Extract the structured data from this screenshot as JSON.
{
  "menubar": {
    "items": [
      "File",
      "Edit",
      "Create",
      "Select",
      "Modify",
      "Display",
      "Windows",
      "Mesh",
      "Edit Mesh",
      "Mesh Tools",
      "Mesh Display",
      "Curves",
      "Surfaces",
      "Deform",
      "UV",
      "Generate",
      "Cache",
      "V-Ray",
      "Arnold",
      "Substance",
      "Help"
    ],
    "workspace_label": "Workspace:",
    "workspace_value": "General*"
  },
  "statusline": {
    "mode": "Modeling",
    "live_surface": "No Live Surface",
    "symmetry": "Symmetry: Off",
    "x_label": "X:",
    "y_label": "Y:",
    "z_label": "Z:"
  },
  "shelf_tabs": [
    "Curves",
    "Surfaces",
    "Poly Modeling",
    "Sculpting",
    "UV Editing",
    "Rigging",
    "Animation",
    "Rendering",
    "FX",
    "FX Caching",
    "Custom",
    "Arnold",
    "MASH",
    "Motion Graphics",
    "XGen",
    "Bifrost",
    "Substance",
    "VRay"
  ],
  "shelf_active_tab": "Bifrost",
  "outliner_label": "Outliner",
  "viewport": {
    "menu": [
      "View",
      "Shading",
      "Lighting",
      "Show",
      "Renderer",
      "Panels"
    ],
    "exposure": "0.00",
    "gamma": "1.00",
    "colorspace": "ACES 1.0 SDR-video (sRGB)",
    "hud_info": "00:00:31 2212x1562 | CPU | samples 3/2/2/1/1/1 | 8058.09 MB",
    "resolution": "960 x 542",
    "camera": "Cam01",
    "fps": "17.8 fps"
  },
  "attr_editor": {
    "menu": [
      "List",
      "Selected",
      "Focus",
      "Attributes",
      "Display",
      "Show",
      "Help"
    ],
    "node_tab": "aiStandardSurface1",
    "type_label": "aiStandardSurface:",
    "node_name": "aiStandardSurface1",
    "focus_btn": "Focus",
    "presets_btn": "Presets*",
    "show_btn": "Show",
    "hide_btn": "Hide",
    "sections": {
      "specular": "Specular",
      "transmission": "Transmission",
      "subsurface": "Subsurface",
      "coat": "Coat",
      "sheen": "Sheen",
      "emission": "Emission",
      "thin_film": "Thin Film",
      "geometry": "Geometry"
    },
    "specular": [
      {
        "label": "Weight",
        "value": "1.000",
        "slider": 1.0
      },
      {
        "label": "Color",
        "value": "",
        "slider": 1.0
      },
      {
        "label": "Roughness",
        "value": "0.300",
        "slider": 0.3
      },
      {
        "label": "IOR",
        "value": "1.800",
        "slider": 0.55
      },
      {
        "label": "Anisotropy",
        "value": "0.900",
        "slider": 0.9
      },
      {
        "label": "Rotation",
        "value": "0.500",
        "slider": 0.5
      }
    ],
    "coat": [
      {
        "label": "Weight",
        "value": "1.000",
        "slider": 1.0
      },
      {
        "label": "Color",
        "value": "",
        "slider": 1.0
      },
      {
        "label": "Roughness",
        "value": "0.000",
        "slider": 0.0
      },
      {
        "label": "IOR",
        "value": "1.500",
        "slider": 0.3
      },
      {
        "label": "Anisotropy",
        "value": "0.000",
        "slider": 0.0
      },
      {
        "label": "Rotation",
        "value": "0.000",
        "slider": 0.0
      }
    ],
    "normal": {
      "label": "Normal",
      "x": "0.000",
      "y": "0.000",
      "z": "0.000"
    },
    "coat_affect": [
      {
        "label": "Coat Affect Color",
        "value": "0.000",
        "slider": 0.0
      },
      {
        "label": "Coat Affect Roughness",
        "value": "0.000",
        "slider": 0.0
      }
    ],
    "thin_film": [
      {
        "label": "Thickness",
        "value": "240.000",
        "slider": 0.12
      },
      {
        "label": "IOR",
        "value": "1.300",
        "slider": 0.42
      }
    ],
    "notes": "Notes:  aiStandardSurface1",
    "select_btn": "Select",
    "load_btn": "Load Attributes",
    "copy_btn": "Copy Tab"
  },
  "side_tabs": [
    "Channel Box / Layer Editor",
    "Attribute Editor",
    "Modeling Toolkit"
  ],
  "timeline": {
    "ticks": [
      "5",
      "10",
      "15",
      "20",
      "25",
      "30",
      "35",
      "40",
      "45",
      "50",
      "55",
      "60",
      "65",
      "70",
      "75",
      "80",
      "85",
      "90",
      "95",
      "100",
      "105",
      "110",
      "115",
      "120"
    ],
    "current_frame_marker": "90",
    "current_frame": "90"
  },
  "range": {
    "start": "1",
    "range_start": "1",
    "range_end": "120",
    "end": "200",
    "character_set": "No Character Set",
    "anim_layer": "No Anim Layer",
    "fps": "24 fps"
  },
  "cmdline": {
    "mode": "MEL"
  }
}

⁂

**Challenge**
Copy out the full listing exactly.

**Response to this task**
Extract the structured data from this screenshot as JSON.
{
  "menubar": {
    "items": [
      "File",
      "Edit",
      "Create",
      "Select",
      "Modify",
      "Display",
      "Windows",
      "Mesh",
      "Edit Mesh",
      "Mesh Tools",
      "Mesh Display",
      "Curves",
      "Surfaces",
      "Deform",
      "UV",
      "Generate",
      "Cache",
      "V-Ray",
      "Arnold",
      "Substance",
      "Help"
    ],
    "workspace_label": "Workspace:",
    "workspace_value": "General*"
  },
  "statusline": {
    "mode": "Modeling",
    "live_surface": "No Live Surface",
    "symmetry": "Symmetry: Off",
    "x_label": "X:",
    "y_label": "Y:",
    "z_label": "Z:"
  },
  "shelf_tabs": [
    "Curves",
    "Surfaces",
    "Poly Modeling",
    "Sculpting",
    "UV Editing",
    "Rigging",
    "Animation",
    "Rendering",
    "FX",
    "FX Caching",
    "Custom",
    "Arnold",
    "MASH",
    "Motion Graphics",
    "XGen",
    "Bifrost",
    "Substance",
    "VRay"
  ],
  "shelf_active_tab": "Bifrost",
  "outliner_label": "Outliner",
  "viewport": {
    "menu": [
      "View",
      "Shading",
      "Lighting",
      "Show",
      "Renderer",
      "Panels"
    ],
    "exposure": "0.00",
    "gamma": "1.00",
    "colorspace": "ACES 1.0 SDR-video (sRGB)",
    "hud_info": "00:00:31 2212x1562 | CPU | samples 3/2/2/1/1/1 | 8058.09 MB",
    "resolution": "960 x 542",
    "camera": "Cam01",
    "fps": "17.8 fps"
  },
  "attr_editor": {
    "menu": [
      "List",
      "Selected",
      "Focus",
      "Attributes",
      "Display",
      "Show",
      "Help"
    ],
    "node_tab": "aiStandardSurface1",
    "type_label": "aiStandardSurface:",
    "node_name": "aiStandardSurface1",
    "focus_btn": "Focus",
    "presets_btn": "Presets*",
    "show_btn": "Show",
    "hide_btn": "Hide",
    "sections": {
      "specular": "Specular",
      "transmission": "Transmission",
      "subsurface": "Subsurface",
      "coat": "Coat",
      "sheen": "Sheen",
      "emission": "Emission",
      "thin_film": "Thin Film",
      "geometry": "Geometry"
    },
    "specular": [
      {
        "label": "Weight",
        "value": "1.000",
        "slider": 1.0
      },
      {
        "label": "Color",
        "value": "",
        "slider": 1.0
      },
      {
        "label": "Roughness",
        "value": "0.300",
        "slider": 0.3
      },
      {
        "label": "IOR",
        "value": "1.800",
        "slider": 0.55
      },
      {
        "label": "Anisotropy",
        "value": "0.900",
        "slider": 0.9
      },
      {
        "label": "Rotation",
        "value": "0.500",
        "slider": 0.5
      }
    ],
    "coat": [
      {
        "label": "Weight",
        "value": "1.000",
        "slider": 1.0
      },
      {
        "label": "Color",
        "value": "",
        "slider": 1.0
      },
      {
        "label": "Roughness",
        "value": "0.000",
        "slider": 0.0
      },
      {
        "label": "IOR",
        "value": "1.500",
        "slider": 0.3
      },
      {
        "label": "Anisotropy",
        "value": "0.000",
        "slider": 0.0
      },
      {
        "label": "Rotation",
        "value": "0.000",
        "slider": 0.0
      }
    ],
    "normal": {
      "label": "Normal",
      "x": "0.000",
      "y": "0.000",
      "z": "0.000"
    },
    "coat_affect": [
      {
        "label": "Coat Affect Color",
        "value": "0.000",
        "slider": 0.0
      },
      {
        "label": "Coat Affect Roughness",
        "value": "0.000",
        "slider": 0.0
      }
    ],
    "thin_film": [
      {
        "label": "Thickness",
        "value": "240.000",
        "slider": 0.12
      },
      {
        "label": "IOR",
        "value": "1.300",
        "slider": 0.42
      }
    ],
    "notes": "Notes:  aiStandardSurface1",
    "select_btn": "Select",
    "load_btn": "Load Attributes",
    "copy_btn": "Copy Tab"
  },
  "side_tabs": [
    "Channel Box / Layer Editor",
    "Attribute Editor",
    "Modeling Toolkit"
  ],
  "timeline": {
    "ticks": [
      "5",
      "10",
      "15",
      "20",
      "25",
      "30",
      "35",
      "40",
      "45",
      "50",
      "55",
      "60",
      "65",
      "70",
      "75",
      "80",
      "85",
      "90",
      "95",
      "100",
      "105",
      "110",
      "115",
      "120"
    ],
    "current_frame_marker": "90",
    "current_frame": "90"
  },
  "range": {
    "start": "1",
    "range_start": "1",
    "range_end": "120",
    "end": "200",
    "character_set": "No Character Set",
    "anim_layer": "No Anim Layer",
    "fps": "24 fps"
  },
  "cmdline": {
    "mode": "MEL"
  }
}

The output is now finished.